# AIM:
Make an exact transcription of the material, leaving out all images.
┄┄┄┄┄┄┄┄┄┄┄┄┄┄┄┄┄┄┄┄
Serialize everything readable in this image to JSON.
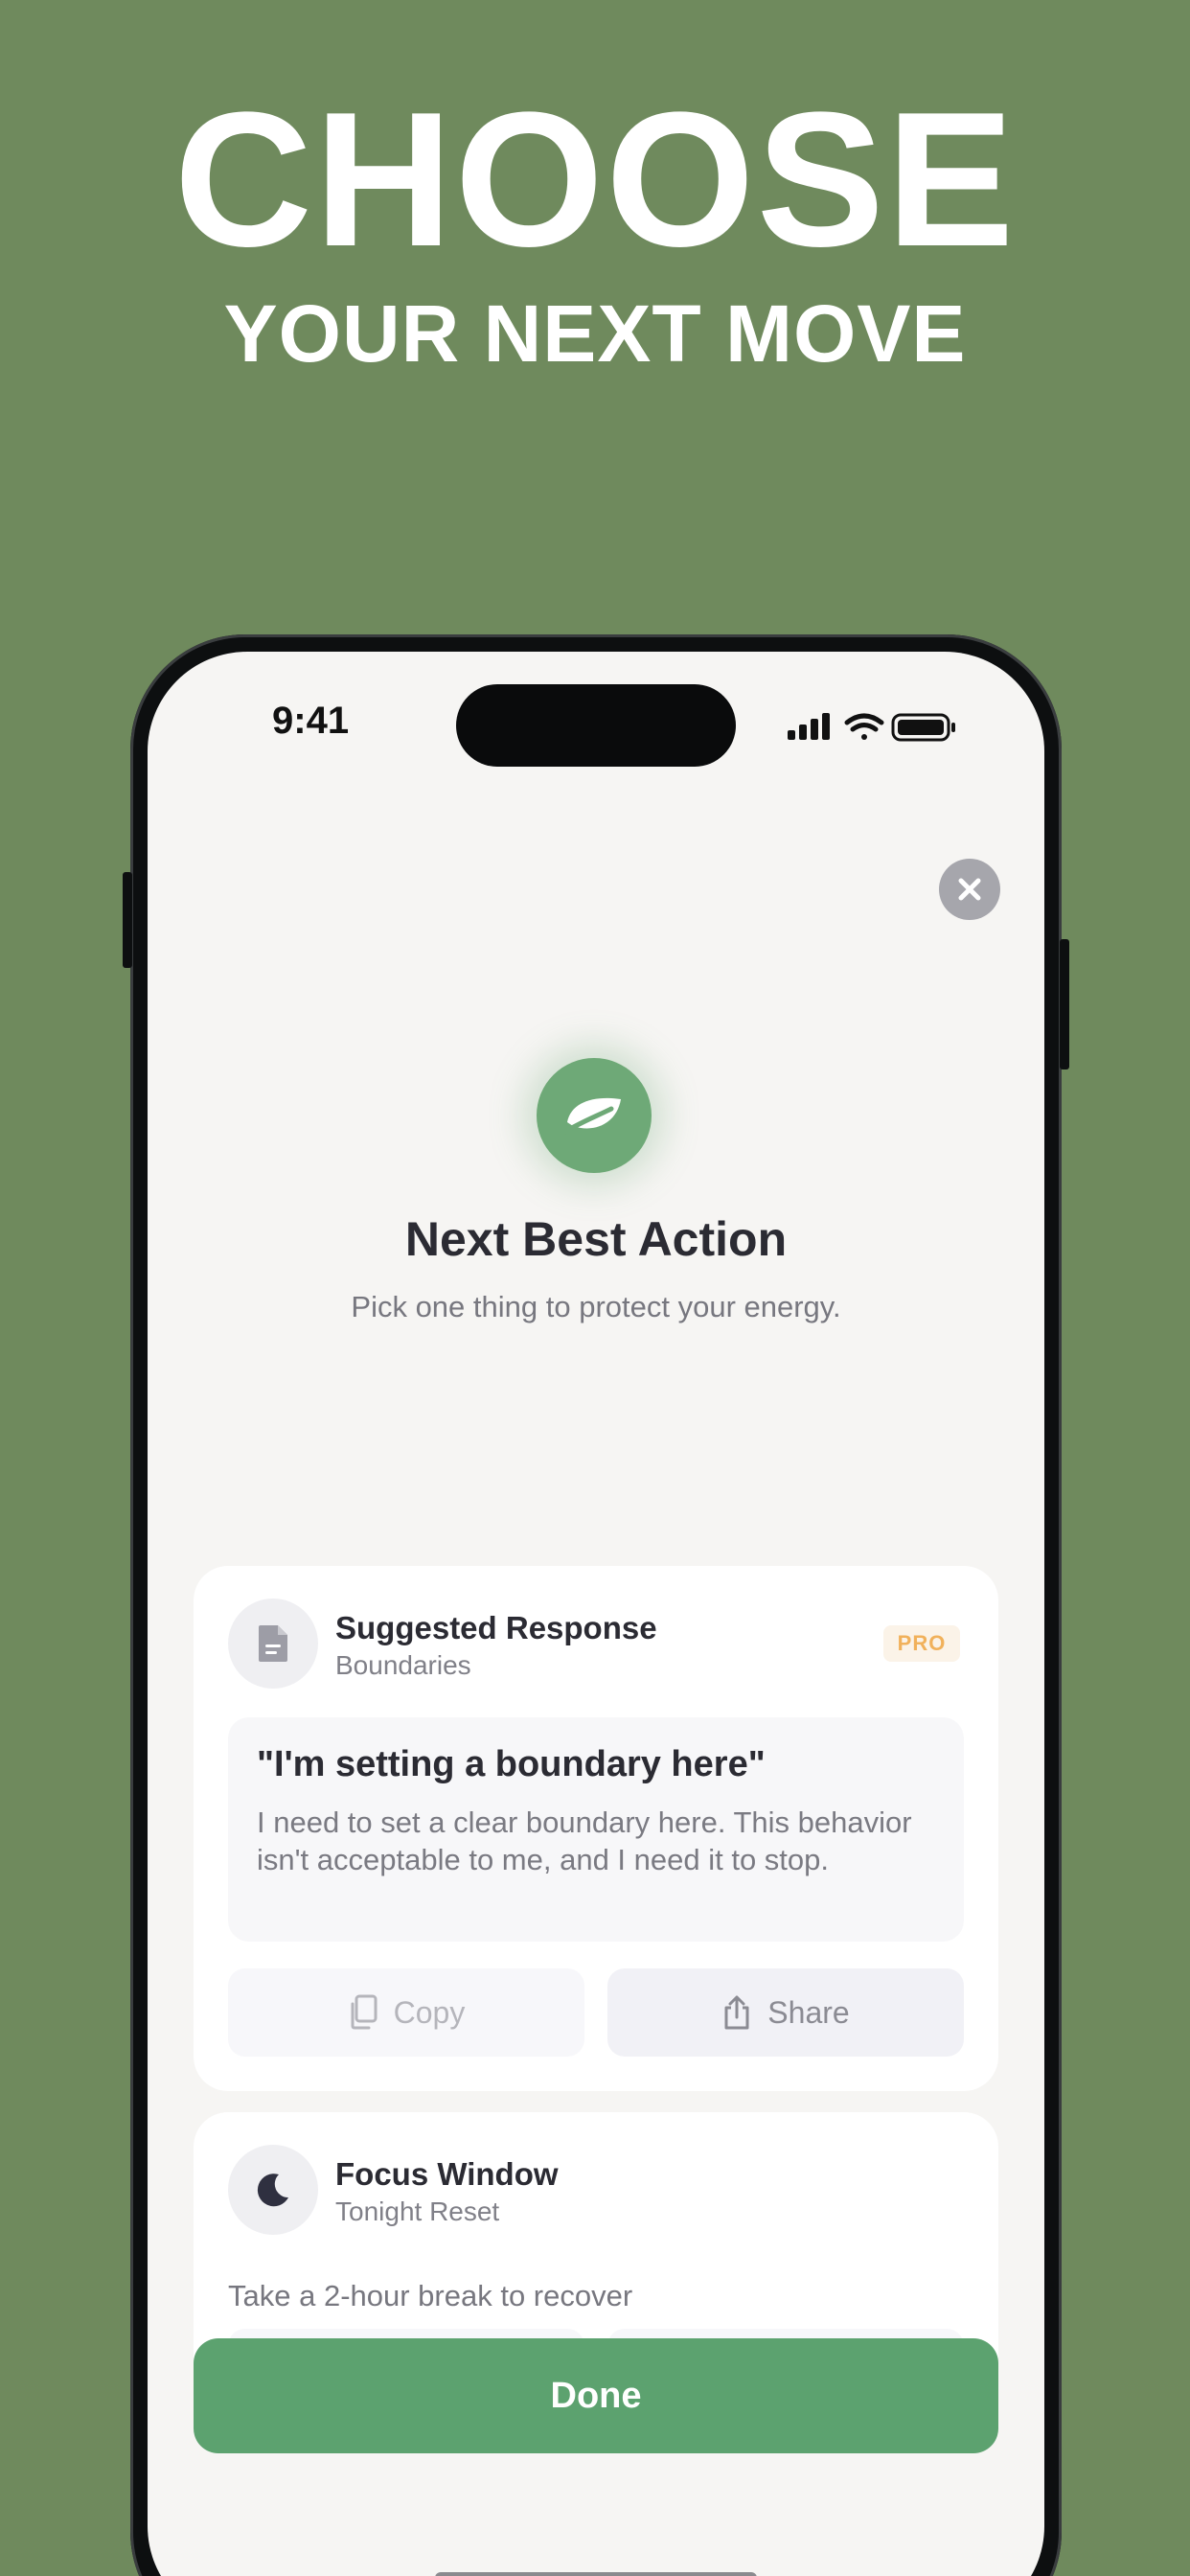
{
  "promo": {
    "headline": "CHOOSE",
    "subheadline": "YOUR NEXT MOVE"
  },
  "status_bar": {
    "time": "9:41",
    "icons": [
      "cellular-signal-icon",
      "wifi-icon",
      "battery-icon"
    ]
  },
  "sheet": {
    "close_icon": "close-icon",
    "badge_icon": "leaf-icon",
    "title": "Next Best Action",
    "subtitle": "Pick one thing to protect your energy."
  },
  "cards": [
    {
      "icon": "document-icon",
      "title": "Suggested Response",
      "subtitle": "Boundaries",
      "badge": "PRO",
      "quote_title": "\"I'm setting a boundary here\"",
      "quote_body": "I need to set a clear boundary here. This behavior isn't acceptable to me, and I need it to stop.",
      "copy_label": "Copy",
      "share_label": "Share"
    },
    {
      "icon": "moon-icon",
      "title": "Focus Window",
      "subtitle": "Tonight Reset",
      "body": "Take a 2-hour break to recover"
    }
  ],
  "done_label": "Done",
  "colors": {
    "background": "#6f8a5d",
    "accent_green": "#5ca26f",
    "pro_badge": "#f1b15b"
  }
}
┄┄┄┄┄┄┄┄┄┄┄┄┄┄┄┄┄┄┄┄
# ANSWER BELOW:
Serialize everything readable in this image to JSON.
{
  "promo": {
    "headline": "CHOOSE",
    "subheadline": "YOUR NEXT MOVE"
  },
  "status_bar": {
    "time": "9:41",
    "icons": [
      "cellular-signal-icon",
      "wifi-icon",
      "battery-icon"
    ]
  },
  "sheet": {
    "close_icon": "close-icon",
    "badge_icon": "leaf-icon",
    "title": "Next Best Action",
    "subtitle": "Pick one thing to protect your energy."
  },
  "cards": [
    {
      "icon": "document-icon",
      "title": "Suggested Response",
      "subtitle": "Boundaries",
      "badge": "PRO",
      "quote_title": "\"I'm setting a boundary here\"",
      "quote_body": "I need to set a clear boundary here. This behavior isn't acceptable to me, and I need it to stop.",
      "copy_label": "Copy",
      "share_label": "Share"
    },
    {
      "icon": "moon-icon",
      "title": "Focus Window",
      "subtitle": "Tonight Reset",
      "body": "Take a 2-hour break to recover"
    }
  ],
  "done_label": "Done",
  "colors": {
    "background": "#6f8a5d",
    "accent_green": "#5ca26f",
    "pro_badge": "#f1b15b"
  }
}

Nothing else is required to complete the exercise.